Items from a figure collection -
========

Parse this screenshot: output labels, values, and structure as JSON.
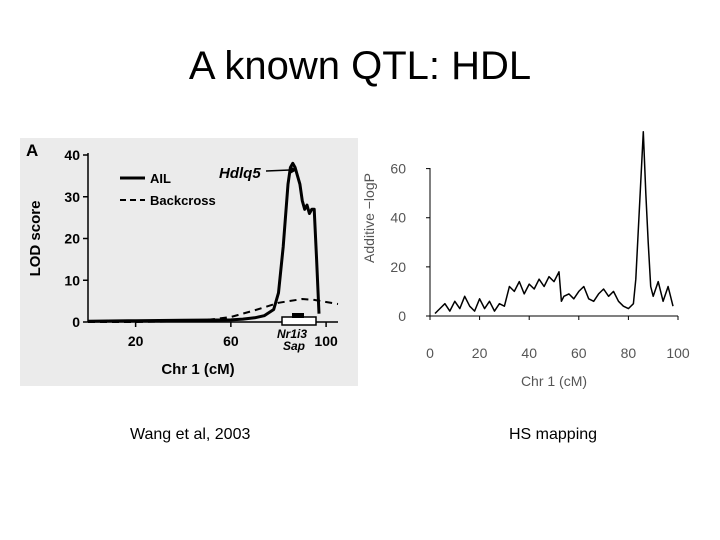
{
  "slide": {
    "title": "A known QTL: HDL",
    "captions": {
      "left": "Wang et al, 2003",
      "right": "HS mapping"
    }
  },
  "chart_data": [
    {
      "type": "line",
      "panel_label": "A",
      "xlabel": "Chr 1 (cM)",
      "ylabel": "LOD score",
      "xlim": [
        0,
        105
      ],
      "ylim": [
        0,
        40
      ],
      "xticks": [
        20,
        60,
        100
      ],
      "yticks": [
        0,
        10,
        20,
        30,
        40
      ],
      "grid": false,
      "legend": "top-left",
      "series": [
        {
          "name": "AIL",
          "style": "solid",
          "x": [
            0,
            20,
            40,
            60,
            65,
            70,
            74,
            78,
            80,
            82,
            84,
            85,
            86,
            87,
            88,
            89,
            90,
            91,
            92,
            93,
            94,
            95,
            96,
            97
          ],
          "y": [
            0.2,
            0.3,
            0.4,
            0.5,
            0.7,
            1.0,
            1.5,
            3,
            7,
            18,
            33,
            37,
            38,
            37,
            35,
            33,
            29,
            27,
            28,
            26,
            27,
            27,
            15,
            2
          ]
        },
        {
          "name": "Backcross",
          "style": "dashed",
          "x": [
            0,
            20,
            40,
            50,
            60,
            70,
            80,
            90,
            95,
            100,
            105
          ],
          "y": [
            0,
            0,
            0.2,
            0.5,
            1.2,
            2.8,
            4.6,
            5.5,
            5.3,
            4.8,
            4.3
          ]
        }
      ],
      "annotations": [
        {
          "text": "Hdlq5",
          "x": 76,
          "y": 39
        },
        {
          "text": "Nr1i3",
          "x": 88,
          "y": -2
        },
        {
          "text": "Sap",
          "x": 88,
          "y": -5
        }
      ]
    },
    {
      "type": "line",
      "xlabel": "Chr 1 (cM)",
      "ylabel": "Additive −logP",
      "xlim": [
        0,
        100
      ],
      "ylim": [
        0,
        75
      ],
      "xticks": [
        0,
        20,
        40,
        60,
        80,
        100
      ],
      "yticks": [
        0,
        20,
        40,
        60
      ],
      "grid": false,
      "series": [
        {
          "x": [
            2,
            4,
            6,
            8,
            10,
            12,
            14,
            16,
            18,
            20,
            22,
            24,
            26,
            28,
            30,
            32,
            34,
            36,
            38,
            40,
            42,
            44,
            46,
            48,
            50,
            52,
            53,
            54,
            56,
            58,
            60,
            62,
            64,
            66,
            68,
            70,
            72,
            74,
            76,
            78,
            80,
            82,
            83,
            84,
            85,
            86,
            87,
            88,
            89,
            90,
            92,
            94,
            96,
            98
          ],
          "y": [
            1,
            3,
            5,
            2,
            6,
            3,
            8,
            4,
            2,
            7,
            3,
            6,
            2,
            5,
            4,
            12,
            10,
            14,
            9,
            13,
            11,
            15,
            12,
            16,
            14,
            18,
            6,
            8,
            9,
            7,
            10,
            12,
            7,
            6,
            9,
            11,
            8,
            10,
            6,
            4,
            3,
            5,
            15,
            35,
            55,
            75,
            50,
            30,
            12,
            8,
            14,
            6,
            12,
            4
          ]
        }
      ]
    }
  ]
}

========

EXERCISE DETAILS - Transcribe the entries above verbatim, omitting their pictures.

THE COMPLETED TASK -
Parse this screenshot: output labels, values, and structure as JSON.
{
  "slide": {
    "title": "A known QTL: HDL",
    "captions": {
      "left": "Wang et al, 2003",
      "right": "HS mapping"
    }
  },
  "chart_data": [
    {
      "type": "line",
      "panel_label": "A",
      "xlabel": "Chr 1 (cM)",
      "ylabel": "LOD score",
      "xlim": [
        0,
        105
      ],
      "ylim": [
        0,
        40
      ],
      "xticks": [
        20,
        60,
        100
      ],
      "yticks": [
        0,
        10,
        20,
        30,
        40
      ],
      "grid": false,
      "legend": "top-left",
      "series": [
        {
          "name": "AIL",
          "style": "solid",
          "x": [
            0,
            20,
            40,
            60,
            65,
            70,
            74,
            78,
            80,
            82,
            84,
            85,
            86,
            87,
            88,
            89,
            90,
            91,
            92,
            93,
            94,
            95,
            96,
            97
          ],
          "y": [
            0.2,
            0.3,
            0.4,
            0.5,
            0.7,
            1.0,
            1.5,
            3,
            7,
            18,
            33,
            37,
            38,
            37,
            35,
            33,
            29,
            27,
            28,
            26,
            27,
            27,
            15,
            2
          ]
        },
        {
          "name": "Backcross",
          "style": "dashed",
          "x": [
            0,
            20,
            40,
            50,
            60,
            70,
            80,
            90,
            95,
            100,
            105
          ],
          "y": [
            0,
            0,
            0.2,
            0.5,
            1.2,
            2.8,
            4.6,
            5.5,
            5.3,
            4.8,
            4.3
          ]
        }
      ],
      "annotations": [
        {
          "text": "Hdlq5",
          "x": 76,
          "y": 39
        },
        {
          "text": "Nr1i3",
          "x": 88,
          "y": -2
        },
        {
          "text": "Sap",
          "x": 88,
          "y": -5
        }
      ]
    },
    {
      "type": "line",
      "xlabel": "Chr 1 (cM)",
      "ylabel": "Additive −logP",
      "xlim": [
        0,
        100
      ],
      "ylim": [
        0,
        75
      ],
      "xticks": [
        0,
        20,
        40,
        60,
        80,
        100
      ],
      "yticks": [
        0,
        20,
        40,
        60
      ],
      "grid": false,
      "series": [
        {
          "x": [
            2,
            4,
            6,
            8,
            10,
            12,
            14,
            16,
            18,
            20,
            22,
            24,
            26,
            28,
            30,
            32,
            34,
            36,
            38,
            40,
            42,
            44,
            46,
            48,
            50,
            52,
            53,
            54,
            56,
            58,
            60,
            62,
            64,
            66,
            68,
            70,
            72,
            74,
            76,
            78,
            80,
            82,
            83,
            84,
            85,
            86,
            87,
            88,
            89,
            90,
            92,
            94,
            96,
            98
          ],
          "y": [
            1,
            3,
            5,
            2,
            6,
            3,
            8,
            4,
            2,
            7,
            3,
            6,
            2,
            5,
            4,
            12,
            10,
            14,
            9,
            13,
            11,
            15,
            12,
            16,
            14,
            18,
            6,
            8,
            9,
            7,
            10,
            12,
            7,
            6,
            9,
            11,
            8,
            10,
            6,
            4,
            3,
            5,
            15,
            35,
            55,
            75,
            50,
            30,
            12,
            8,
            14,
            6,
            12,
            4
          ]
        }
      ]
    }
  ]
}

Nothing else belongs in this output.